Passage to read:
◇ ◇ ◇ ◇

The nilgai is Asia's biggest antelope. It is found mainly in Northern India and South Nepal. It is a very common animal which is quite easy to see even outside game reserves. Its superficial ressemblance with a cow protected it from hunters as cows are revered by Hindus. This may explain why it is still found in great numbers compared to other grasseaters.

The nilgai is a gregarious animal which gather in single sex herds. The basic social unit is composed of a female and its youngs.  Female herds averaging 3 to 6 cows with their young are also common. Male herds also form and may number as much as 15 bulls. Each herd has a home range which is delimited by fixed latrines where nilgai deposit their feces. They also use the glands on their legs.

Males become aggessive during the rut and and wll react against the intrusion of other males through lateral display, neck stretched forward, stiff-legged walk and by rolling the eyes in their sockets. Once a female is found, they will establish an exclusive zone around her and defend it against other males. Nilgais fight either standing or by kneeling and by headbutting each other with their short horns, or through neck-fighting. This explains the thick dermal shield on their neck.

Length: 180-210 cm.

Height: 120-150 cm.

Weight: 120-212 kg for the female, 200-288 kg for the male.

Habitat: Open habitats, dry and deciduous forests, steppe and arid zones. It avoids dense forests.

Breeding: Gestation: 243-247 days. Sexual maturity: 2 years. Twins are not rare. Weaning: 10 months.

Food: Browser mostly, it also eats foliage, fruits and buds and grazes depending on circumstances.

Predators: Tigers, leopards, dhole packs and mugger crocodiles all prey on nilgai which are not easy prey considering their size and speed.  Calves fall prey to wolves, jackals, striped hyenas and very occasionally sloth bears.

Best places to see it: In most reserves of Western and Northern India. Sometimes seen outside reserves.

◇ ◇ ◇ ◇

Problem: From the nilgai profile, list every animal named as preying on nilgai calves.

◇ ◇ ◇ ◇

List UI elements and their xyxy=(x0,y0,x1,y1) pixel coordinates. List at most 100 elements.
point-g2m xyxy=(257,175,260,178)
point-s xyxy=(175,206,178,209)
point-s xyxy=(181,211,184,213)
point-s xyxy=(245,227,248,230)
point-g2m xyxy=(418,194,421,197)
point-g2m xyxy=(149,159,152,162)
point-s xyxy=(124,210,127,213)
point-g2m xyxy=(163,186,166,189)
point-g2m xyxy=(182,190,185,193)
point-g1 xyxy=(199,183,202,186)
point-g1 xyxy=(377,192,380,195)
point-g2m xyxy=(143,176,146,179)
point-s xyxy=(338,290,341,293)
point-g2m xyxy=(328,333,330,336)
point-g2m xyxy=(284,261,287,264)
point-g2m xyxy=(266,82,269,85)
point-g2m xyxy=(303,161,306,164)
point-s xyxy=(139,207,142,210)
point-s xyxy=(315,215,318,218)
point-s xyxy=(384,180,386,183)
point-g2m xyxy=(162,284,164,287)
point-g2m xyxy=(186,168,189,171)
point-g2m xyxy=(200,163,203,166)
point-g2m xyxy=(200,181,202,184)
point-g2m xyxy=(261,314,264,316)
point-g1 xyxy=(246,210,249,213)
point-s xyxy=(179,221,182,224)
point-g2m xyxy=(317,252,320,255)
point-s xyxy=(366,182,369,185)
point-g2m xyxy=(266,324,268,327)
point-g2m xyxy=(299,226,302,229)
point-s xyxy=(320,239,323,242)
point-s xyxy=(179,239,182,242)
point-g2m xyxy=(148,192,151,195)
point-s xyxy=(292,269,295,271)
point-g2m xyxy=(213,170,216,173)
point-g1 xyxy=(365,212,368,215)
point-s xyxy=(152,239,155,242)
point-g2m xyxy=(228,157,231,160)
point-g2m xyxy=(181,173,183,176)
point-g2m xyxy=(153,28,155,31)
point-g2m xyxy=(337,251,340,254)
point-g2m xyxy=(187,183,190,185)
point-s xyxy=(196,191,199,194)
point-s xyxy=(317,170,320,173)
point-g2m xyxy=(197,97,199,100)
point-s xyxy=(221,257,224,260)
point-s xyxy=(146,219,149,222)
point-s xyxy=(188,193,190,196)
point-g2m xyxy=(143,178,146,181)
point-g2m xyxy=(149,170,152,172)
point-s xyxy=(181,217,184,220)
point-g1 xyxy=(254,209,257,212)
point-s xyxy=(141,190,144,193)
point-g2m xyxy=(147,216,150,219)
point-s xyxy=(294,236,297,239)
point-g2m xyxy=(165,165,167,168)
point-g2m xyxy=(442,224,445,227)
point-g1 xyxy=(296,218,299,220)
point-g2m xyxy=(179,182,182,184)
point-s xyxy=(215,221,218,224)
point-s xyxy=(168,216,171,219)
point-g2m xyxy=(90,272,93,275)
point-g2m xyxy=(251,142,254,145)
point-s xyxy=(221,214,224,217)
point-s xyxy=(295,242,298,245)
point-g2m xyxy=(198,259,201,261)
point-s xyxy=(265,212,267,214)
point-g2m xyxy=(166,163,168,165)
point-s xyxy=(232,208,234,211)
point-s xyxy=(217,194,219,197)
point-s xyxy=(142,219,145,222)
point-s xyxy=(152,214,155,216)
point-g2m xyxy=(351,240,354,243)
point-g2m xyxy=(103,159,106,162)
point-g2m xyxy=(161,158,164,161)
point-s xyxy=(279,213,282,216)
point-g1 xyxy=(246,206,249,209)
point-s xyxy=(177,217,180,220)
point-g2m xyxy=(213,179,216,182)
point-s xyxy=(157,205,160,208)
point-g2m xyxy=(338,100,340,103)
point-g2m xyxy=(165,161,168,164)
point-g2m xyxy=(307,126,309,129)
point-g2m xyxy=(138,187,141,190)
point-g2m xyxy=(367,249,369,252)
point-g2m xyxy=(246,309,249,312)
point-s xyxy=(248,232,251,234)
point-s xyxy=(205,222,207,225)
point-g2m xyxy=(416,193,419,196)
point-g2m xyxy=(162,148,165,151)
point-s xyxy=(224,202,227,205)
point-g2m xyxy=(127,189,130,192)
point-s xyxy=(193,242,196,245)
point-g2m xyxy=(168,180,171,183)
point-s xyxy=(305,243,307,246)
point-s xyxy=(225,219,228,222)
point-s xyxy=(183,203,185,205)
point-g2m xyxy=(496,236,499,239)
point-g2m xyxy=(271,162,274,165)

◇ ◇ ◇ ◇

Finished task: Wolves, jackals, striped hyenas, sloth bears